Your task: In the listing that follows, count the lines holding the word "intensity" and report only that number.

-- Start Listing --

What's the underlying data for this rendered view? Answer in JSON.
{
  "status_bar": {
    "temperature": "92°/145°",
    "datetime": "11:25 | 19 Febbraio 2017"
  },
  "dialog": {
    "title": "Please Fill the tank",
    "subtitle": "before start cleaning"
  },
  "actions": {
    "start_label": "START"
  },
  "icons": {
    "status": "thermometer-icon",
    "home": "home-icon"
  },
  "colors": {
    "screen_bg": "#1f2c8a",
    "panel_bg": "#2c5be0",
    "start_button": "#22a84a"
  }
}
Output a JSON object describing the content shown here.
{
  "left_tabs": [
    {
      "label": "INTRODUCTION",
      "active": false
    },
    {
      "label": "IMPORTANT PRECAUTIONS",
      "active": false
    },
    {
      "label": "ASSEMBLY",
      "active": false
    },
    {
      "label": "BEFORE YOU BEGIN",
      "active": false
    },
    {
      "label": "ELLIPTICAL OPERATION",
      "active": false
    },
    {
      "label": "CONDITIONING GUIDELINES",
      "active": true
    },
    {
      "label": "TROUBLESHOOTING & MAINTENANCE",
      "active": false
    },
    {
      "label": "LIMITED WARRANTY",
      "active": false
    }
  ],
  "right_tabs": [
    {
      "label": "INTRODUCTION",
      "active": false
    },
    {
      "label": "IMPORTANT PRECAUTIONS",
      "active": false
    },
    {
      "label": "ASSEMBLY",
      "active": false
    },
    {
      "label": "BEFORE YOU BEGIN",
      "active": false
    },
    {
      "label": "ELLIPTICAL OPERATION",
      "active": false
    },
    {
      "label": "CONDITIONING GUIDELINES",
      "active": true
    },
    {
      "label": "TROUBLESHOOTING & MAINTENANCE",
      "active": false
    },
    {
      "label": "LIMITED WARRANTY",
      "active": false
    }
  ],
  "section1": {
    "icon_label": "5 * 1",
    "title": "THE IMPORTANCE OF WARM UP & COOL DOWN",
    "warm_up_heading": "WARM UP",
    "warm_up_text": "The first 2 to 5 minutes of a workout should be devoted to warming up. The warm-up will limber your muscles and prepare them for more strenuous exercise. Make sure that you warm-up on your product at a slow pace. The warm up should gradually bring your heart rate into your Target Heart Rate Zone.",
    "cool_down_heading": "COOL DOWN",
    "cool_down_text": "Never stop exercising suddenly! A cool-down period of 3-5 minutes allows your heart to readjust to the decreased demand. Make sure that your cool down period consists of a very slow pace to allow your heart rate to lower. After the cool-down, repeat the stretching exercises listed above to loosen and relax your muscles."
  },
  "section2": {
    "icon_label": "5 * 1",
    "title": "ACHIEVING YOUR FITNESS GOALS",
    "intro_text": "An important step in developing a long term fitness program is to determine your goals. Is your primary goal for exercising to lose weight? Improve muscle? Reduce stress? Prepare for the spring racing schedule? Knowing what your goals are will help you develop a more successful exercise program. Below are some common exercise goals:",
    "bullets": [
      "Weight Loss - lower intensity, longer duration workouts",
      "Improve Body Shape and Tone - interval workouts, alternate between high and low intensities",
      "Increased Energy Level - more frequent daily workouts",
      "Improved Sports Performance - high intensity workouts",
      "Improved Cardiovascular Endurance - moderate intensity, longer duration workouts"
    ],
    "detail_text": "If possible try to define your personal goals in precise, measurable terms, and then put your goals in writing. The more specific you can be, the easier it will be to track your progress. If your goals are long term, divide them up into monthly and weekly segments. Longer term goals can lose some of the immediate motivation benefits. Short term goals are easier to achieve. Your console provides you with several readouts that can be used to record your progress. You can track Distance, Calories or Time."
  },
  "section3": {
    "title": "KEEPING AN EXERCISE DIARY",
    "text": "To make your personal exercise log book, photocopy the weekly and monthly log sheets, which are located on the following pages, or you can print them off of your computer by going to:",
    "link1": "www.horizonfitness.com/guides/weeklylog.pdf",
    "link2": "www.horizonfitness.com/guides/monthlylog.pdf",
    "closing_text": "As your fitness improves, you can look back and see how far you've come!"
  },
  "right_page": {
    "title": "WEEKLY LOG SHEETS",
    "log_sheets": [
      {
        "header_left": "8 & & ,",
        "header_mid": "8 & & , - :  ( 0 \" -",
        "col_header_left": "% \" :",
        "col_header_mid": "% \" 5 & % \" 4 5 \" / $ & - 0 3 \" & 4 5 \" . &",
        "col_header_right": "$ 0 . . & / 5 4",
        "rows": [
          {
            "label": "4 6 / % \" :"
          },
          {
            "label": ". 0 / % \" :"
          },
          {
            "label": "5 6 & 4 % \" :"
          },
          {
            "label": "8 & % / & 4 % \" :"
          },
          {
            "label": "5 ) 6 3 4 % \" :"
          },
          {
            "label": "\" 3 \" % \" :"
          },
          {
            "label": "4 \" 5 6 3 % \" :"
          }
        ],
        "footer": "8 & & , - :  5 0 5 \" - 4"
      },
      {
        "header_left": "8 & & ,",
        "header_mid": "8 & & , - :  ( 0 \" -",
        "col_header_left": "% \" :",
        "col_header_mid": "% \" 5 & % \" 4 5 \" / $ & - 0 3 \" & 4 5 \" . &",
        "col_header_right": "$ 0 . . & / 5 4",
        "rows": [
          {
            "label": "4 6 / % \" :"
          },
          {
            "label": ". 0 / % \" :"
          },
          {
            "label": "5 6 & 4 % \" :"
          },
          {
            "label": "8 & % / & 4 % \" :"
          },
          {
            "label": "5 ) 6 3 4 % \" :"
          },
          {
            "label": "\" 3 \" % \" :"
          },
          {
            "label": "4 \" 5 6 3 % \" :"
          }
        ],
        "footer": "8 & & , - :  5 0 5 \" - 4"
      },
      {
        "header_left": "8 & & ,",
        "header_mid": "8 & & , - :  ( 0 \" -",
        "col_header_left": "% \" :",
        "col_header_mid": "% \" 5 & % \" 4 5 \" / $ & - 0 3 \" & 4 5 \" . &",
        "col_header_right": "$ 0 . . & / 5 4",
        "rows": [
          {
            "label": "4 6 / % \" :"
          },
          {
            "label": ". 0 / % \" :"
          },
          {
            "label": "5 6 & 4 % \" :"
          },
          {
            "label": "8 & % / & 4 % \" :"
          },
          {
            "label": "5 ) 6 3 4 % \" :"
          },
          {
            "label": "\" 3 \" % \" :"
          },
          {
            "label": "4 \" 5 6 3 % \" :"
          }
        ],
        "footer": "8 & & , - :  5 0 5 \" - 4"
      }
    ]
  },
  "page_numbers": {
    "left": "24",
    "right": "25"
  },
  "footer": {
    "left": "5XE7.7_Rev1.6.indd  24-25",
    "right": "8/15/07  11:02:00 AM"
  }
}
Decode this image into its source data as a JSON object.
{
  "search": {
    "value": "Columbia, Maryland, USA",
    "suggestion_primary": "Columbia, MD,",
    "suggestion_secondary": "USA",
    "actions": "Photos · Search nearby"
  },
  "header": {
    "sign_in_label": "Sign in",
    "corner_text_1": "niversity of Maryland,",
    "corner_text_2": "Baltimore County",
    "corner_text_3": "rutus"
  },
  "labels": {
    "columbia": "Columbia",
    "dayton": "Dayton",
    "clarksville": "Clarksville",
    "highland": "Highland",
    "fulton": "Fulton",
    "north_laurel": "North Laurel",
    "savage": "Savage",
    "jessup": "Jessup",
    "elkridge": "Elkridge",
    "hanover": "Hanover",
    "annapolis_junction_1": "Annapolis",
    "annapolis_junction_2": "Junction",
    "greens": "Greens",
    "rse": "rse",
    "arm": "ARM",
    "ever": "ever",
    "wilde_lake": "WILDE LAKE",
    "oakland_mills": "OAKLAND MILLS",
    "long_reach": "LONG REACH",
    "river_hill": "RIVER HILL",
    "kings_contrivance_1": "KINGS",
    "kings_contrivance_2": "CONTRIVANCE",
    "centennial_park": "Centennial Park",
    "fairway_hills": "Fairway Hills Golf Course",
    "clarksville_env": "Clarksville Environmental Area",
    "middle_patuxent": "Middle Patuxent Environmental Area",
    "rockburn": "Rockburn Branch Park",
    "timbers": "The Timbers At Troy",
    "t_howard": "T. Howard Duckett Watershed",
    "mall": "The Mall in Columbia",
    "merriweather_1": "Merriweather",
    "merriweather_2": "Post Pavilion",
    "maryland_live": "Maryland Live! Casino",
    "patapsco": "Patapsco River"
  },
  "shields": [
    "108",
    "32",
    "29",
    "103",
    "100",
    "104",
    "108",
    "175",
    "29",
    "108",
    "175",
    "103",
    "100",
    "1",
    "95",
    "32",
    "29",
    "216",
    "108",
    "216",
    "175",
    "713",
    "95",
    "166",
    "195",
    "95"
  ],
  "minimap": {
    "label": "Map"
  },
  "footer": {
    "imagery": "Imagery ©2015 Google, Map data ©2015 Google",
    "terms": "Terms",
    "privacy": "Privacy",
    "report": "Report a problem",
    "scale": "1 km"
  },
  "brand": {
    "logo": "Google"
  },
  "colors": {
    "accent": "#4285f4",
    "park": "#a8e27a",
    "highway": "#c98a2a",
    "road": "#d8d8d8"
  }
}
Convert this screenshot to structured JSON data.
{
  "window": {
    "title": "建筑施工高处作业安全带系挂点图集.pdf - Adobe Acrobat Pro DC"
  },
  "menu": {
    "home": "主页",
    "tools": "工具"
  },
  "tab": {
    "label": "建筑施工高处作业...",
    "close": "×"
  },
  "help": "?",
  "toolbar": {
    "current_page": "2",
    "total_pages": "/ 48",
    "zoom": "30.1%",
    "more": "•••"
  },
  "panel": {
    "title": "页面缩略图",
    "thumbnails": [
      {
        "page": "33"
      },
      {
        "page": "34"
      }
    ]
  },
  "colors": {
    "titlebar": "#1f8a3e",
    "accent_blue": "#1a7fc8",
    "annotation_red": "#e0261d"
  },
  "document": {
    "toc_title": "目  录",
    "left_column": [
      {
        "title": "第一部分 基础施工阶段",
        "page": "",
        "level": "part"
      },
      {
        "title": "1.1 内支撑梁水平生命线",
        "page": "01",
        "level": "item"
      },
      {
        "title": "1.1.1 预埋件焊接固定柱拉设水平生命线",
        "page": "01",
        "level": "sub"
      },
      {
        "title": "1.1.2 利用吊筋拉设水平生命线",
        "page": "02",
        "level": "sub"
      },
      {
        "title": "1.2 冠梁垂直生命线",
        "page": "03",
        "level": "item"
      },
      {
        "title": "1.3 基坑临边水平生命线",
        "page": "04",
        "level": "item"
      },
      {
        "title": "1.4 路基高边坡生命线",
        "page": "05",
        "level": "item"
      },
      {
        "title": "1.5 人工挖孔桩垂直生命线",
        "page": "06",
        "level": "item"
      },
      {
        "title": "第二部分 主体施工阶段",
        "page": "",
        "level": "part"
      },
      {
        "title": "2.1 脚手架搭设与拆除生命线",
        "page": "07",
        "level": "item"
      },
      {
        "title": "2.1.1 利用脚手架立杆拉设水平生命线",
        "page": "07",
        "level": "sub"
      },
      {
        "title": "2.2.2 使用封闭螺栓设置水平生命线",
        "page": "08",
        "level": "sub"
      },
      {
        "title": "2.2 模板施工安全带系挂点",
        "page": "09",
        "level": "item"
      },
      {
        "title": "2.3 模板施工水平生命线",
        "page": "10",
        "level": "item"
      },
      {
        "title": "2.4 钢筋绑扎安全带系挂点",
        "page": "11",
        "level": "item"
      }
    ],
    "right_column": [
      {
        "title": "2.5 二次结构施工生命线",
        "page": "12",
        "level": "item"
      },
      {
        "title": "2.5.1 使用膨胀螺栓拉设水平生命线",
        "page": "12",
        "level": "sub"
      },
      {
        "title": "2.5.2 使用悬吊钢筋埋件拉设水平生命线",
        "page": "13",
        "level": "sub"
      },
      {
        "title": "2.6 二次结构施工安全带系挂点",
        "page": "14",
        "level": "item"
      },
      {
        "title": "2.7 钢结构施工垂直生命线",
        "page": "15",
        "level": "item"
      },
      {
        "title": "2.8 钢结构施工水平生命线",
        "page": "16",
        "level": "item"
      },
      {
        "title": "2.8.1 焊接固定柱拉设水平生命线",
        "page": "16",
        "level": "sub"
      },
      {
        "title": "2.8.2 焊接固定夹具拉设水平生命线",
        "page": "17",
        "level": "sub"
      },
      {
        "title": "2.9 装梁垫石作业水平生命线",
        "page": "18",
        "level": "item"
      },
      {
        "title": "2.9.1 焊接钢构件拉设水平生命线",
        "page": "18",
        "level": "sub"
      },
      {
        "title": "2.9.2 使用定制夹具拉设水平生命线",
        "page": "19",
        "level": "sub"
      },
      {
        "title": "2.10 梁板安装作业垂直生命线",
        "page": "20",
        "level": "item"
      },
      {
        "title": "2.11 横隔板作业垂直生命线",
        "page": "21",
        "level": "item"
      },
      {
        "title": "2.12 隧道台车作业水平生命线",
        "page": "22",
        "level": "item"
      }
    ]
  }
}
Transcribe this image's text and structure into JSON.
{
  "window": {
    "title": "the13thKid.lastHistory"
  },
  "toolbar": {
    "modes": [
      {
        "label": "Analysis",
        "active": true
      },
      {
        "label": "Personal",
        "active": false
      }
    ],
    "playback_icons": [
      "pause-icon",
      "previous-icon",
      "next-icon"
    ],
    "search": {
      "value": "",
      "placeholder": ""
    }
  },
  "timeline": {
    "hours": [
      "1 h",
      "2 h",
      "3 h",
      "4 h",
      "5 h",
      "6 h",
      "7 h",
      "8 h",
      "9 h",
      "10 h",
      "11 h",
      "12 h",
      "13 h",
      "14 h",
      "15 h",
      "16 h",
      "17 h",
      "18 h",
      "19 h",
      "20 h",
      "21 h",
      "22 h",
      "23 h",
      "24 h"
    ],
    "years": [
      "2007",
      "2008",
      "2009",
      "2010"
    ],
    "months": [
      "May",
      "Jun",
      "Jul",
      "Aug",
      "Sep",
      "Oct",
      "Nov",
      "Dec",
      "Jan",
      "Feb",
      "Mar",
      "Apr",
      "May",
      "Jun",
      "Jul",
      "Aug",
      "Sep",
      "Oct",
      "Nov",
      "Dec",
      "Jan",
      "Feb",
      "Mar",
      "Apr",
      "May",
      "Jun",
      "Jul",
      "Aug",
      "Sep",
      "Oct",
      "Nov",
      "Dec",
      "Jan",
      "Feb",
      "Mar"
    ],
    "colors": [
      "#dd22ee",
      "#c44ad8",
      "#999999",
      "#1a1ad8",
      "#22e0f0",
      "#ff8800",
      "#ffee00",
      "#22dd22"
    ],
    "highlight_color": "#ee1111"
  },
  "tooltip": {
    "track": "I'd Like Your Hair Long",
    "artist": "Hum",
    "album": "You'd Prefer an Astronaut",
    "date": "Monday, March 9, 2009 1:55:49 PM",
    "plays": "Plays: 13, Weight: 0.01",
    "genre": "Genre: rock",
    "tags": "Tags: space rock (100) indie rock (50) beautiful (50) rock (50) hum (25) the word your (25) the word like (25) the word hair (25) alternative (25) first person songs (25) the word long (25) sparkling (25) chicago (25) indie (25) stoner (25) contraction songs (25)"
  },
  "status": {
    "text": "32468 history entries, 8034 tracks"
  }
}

-- End Listing --

Result of the exercise: 3